[Exercise prompt] What follows is a block of records; reproduce all of it verbatim.

[Given information]
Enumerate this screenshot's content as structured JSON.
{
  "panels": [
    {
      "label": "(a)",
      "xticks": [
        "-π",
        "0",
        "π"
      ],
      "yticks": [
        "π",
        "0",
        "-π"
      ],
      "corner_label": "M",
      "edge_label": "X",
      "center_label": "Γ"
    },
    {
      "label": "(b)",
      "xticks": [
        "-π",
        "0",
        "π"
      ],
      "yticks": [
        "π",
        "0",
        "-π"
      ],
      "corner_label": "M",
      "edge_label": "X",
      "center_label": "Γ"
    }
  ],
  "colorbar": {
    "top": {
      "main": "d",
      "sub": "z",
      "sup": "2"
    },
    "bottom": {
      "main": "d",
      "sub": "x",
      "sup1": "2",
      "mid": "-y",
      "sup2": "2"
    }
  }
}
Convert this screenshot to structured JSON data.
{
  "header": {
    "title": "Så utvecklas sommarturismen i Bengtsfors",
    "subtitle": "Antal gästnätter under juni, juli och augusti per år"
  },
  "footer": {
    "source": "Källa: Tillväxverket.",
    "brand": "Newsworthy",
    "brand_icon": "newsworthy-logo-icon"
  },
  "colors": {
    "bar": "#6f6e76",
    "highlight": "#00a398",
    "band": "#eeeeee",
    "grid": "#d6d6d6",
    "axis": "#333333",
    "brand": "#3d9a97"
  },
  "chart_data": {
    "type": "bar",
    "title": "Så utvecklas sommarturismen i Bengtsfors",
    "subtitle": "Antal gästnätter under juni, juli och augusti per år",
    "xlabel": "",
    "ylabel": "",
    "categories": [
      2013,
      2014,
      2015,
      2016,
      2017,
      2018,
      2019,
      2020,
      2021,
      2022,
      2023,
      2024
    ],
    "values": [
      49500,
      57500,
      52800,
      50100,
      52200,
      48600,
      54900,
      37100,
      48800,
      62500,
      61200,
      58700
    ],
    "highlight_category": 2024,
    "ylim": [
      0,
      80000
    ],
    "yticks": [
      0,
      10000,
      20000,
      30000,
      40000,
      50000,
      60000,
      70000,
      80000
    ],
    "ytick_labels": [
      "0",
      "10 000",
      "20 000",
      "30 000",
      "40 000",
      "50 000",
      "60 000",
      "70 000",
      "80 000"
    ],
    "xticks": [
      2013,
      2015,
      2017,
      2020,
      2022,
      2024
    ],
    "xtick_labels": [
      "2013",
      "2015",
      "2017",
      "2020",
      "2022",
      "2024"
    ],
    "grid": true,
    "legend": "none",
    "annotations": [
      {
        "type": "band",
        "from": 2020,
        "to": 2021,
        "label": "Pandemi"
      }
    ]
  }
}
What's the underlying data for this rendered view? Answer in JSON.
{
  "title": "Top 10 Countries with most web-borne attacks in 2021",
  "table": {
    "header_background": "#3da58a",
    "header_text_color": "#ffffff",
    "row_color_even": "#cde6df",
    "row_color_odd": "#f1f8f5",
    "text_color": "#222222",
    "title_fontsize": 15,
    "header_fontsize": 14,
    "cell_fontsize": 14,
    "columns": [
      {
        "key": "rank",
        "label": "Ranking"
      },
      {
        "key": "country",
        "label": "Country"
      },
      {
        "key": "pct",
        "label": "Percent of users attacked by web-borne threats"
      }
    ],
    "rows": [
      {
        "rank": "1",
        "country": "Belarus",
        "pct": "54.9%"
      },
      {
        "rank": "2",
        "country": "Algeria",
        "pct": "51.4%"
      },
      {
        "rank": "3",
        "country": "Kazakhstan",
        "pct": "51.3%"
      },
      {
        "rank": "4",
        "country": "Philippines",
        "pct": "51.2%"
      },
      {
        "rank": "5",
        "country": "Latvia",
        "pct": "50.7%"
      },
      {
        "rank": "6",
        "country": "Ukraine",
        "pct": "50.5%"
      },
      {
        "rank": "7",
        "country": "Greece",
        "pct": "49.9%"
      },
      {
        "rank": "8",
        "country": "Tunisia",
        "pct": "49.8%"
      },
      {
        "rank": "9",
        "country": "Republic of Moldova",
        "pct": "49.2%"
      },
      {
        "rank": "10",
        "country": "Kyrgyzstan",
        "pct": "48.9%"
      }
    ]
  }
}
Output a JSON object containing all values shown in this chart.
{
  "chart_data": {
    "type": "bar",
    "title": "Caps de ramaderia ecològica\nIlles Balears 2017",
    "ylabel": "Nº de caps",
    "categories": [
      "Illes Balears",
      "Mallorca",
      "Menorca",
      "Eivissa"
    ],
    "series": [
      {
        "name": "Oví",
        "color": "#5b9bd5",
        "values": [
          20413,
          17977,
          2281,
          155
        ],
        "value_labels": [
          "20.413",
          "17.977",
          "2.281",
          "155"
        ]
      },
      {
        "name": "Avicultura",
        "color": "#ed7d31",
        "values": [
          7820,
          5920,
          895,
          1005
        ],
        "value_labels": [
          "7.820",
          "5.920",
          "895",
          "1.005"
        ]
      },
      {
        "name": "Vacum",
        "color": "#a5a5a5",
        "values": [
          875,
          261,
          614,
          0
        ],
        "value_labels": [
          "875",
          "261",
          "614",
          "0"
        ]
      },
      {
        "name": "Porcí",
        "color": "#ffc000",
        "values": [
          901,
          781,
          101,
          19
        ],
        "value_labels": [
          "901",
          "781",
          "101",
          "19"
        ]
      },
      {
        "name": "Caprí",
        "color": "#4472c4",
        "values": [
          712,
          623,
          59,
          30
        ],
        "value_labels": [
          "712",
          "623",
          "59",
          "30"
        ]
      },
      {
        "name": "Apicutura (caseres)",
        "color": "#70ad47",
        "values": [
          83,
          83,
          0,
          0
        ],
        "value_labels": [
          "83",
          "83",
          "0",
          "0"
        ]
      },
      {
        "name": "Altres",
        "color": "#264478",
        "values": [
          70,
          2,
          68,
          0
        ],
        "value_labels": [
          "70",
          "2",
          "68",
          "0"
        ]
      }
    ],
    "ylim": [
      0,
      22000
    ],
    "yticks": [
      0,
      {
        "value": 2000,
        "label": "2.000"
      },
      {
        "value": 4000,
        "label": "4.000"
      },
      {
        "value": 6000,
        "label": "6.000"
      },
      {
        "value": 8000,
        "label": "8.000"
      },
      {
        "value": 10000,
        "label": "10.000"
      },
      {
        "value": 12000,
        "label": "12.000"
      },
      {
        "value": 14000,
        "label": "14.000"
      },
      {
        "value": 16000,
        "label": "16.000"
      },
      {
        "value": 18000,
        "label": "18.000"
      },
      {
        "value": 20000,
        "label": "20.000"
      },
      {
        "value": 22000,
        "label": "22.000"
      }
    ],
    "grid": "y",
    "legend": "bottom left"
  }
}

[Answer for this exercise]
Enumerate this screenshot's content as structured JSON.
{
  "panels": [
    {
      "label": "(a)",
      "xticks": [
        "-π",
        "0",
        "π"
      ],
      "yticks": [
        "π",
        "0",
        "-π"
      ],
      "corner_label": "M",
      "edge_label": "X",
      "center_label": "Γ"
    },
    {
      "label": "(b)",
      "xticks": [
        "-π",
        "0",
        "π"
      ],
      "yticks": [
        "π",
        "0",
        "-π"
      ],
      "corner_label": "M",
      "edge_label": "X",
      "center_label": "Γ"
    }
  ],
  "colorbar": {
    "top": {
      "main": "d",
      "sub": "z",
      "sup": "2"
    },
    "bottom": {
      "main": "d",
      "sub": "x",
      "sup1": "2",
      "mid": "-y",
      "sup2": "2"
    }
  }
}
Convert this screenshot to structured JSON data.
{
  "header": {
    "title": "Så utvecklas sommarturismen i Bengtsfors",
    "subtitle": "Antal gästnätter under juni, juli och augusti per år"
  },
  "footer": {
    "source": "Källa: Tillväxverket.",
    "brand": "Newsworthy",
    "brand_icon": "newsworthy-logo-icon"
  },
  "colors": {
    "bar": "#6f6e76",
    "highlight": "#00a398",
    "band": "#eeeeee",
    "grid": "#d6d6d6",
    "axis": "#333333",
    "brand": "#3d9a97"
  },
  "chart_data": {
    "type": "bar",
    "title": "Så utvecklas sommarturismen i Bengtsfors",
    "subtitle": "Antal gästnätter under juni, juli och augusti per år",
    "xlabel": "",
    "ylabel": "",
    "categories": [
      2013,
      2014,
      2015,
      2016,
      2017,
      2018,
      2019,
      2020,
      2021,
      2022,
      2023,
      2024
    ],
    "values": [
      49500,
      57500,
      52800,
      50100,
      52200,
      48600,
      54900,
      37100,
      48800,
      62500,
      61200,
      58700
    ],
    "highlight_category": 2024,
    "ylim": [
      0,
      80000
    ],
    "yticks": [
      0,
      10000,
      20000,
      30000,
      40000,
      50000,
      60000,
      70000,
      80000
    ],
    "ytick_labels": [
      "0",
      "10 000",
      "20 000",
      "30 000",
      "40 000",
      "50 000",
      "60 000",
      "70 000",
      "80 000"
    ],
    "xticks": [
      2013,
      2015,
      2017,
      2020,
      2022,
      2024
    ],
    "xtick_labels": [
      "2013",
      "2015",
      "2017",
      "2020",
      "2022",
      "2024"
    ],
    "grid": true,
    "legend": "none",
    "annotations": [
      {
        "type": "band",
        "from": 2020,
        "to": 2021,
        "label": "Pandemi"
      }
    ]
  }
}
What's the underlying data for this rendered view? Answer in JSON.
{
  "title": "Top 10 Countries with most web-borne attacks in 2021",
  "table": {
    "header_background": "#3da58a",
    "header_text_color": "#ffffff",
    "row_color_even": "#cde6df",
    "row_color_odd": "#f1f8f5",
    "text_color": "#222222",
    "title_fontsize": 15,
    "header_fontsize": 14,
    "cell_fontsize": 14,
    "columns": [
      {
        "key": "rank",
        "label": "Ranking"
      },
      {
        "key": "country",
        "label": "Country"
      },
      {
        "key": "pct",
        "label": "Percent of users attacked by web-borne threats"
      }
    ],
    "rows": [
      {
        "rank": "1",
        "country": "Belarus",
        "pct": "54.9%"
      },
      {
        "rank": "2",
        "country": "Algeria",
        "pct": "51.4%"
      },
      {
        "rank": "3",
        "country": "Kazakhstan",
        "pct": "51.3%"
      },
      {
        "rank": "4",
        "country": "Philippines",
        "pct": "51.2%"
      },
      {
        "rank": "5",
        "country": "Latvia",
        "pct": "50.7%"
      },
      {
        "rank": "6",
        "country": "Ukraine",
        "pct": "50.5%"
      },
      {
        "rank": "7",
        "country": "Greece",
        "pct": "49.9%"
      },
      {
        "rank": "8",
        "country": "Tunisia",
        "pct": "49.8%"
      },
      {
        "rank": "9",
        "country": "Republic of Moldova",
        "pct": "49.2%"
      },
      {
        "rank": "10",
        "country": "Kyrgyzstan",
        "pct": "48.9%"
      }
    ]
  }
}
Output a JSON object containing all values shown in this chart.
{
  "chart_data": {
    "type": "bar",
    "title": "Caps de ramaderia ecològica\nIlles Balears 2017",
    "ylabel": "Nº de caps",
    "categories": [
      "Illes Balears",
      "Mallorca",
      "Menorca",
      "Eivissa"
    ],
    "series": [
      {
        "name": "Oví",
        "color": "#5b9bd5",
        "values": [
          20413,
          17977,
          2281,
          155
        ],
        "value_labels": [
          "20.413",
          "17.977",
          "2.281",
          "155"
        ]
      },
      {
        "name": "Avicultura",
        "color": "#ed7d31",
        "values": [
          7820,
          5920,
          895,
          1005
        ],
        "value_labels": [
          "7.820",
          "5.920",
          "895",
          "1.005"
        ]
      },
      {
        "name": "Vacum",
        "color": "#a5a5a5",
        "values": [
          875,
          261,
          614,
          0
        ],
        "value_labels": [
          "875",
          "261",
          "614",
          "0"
        ]
      },
      {
        "name": "Porcí",
        "color": "#ffc000",
        "values": [
          901,
          781,
          101,
          19
        ],
        "value_labels": [
          "901",
          "781",
          "101",
          "19"
        ]
      },
      {
        "name": "Caprí",
        "color": "#4472c4",
        "values": [
          712,
          623,
          59,
          30
        ],
        "value_labels": [
          "712",
          "623",
          "59",
          "30"
        ]
      },
      {
        "name": "Apicutura (caseres)",
        "color": "#70ad47",
        "values": [
          83,
          83,
          0,
          0
        ],
        "value_labels": [
          "83",
          "83",
          "0",
          "0"
        ]
      },
      {
        "name": "Altres",
        "color": "#264478",
        "values": [
          70,
          2,
          68,
          0
        ],
        "value_labels": [
          "70",
          "2",
          "68",
          "0"
        ]
      }
    ],
    "ylim": [
      0,
      22000
    ],
    "yticks": [
      0,
      {
        "value": 2000,
        "label": "2.000"
      },
      {
        "value": 4000,
        "label": "4.000"
      },
      {
        "value": 6000,
        "label": "6.000"
      },
      {
        "value": 8000,
        "label": "8.000"
      },
      {
        "value": 10000,
        "label": "10.000"
      },
      {
        "value": 12000,
        "label": "12.000"
      },
      {
        "value": 14000,
        "label": "14.000"
      },
      {
        "value": 16000,
        "label": "16.000"
      },
      {
        "value": 18000,
        "label": "18.000"
      },
      {
        "value": 20000,
        "label": "20.000"
      },
      {
        "value": 22000,
        "label": "22.000"
      }
    ],
    "grid": "y",
    "legend": "bottom left"
  }
}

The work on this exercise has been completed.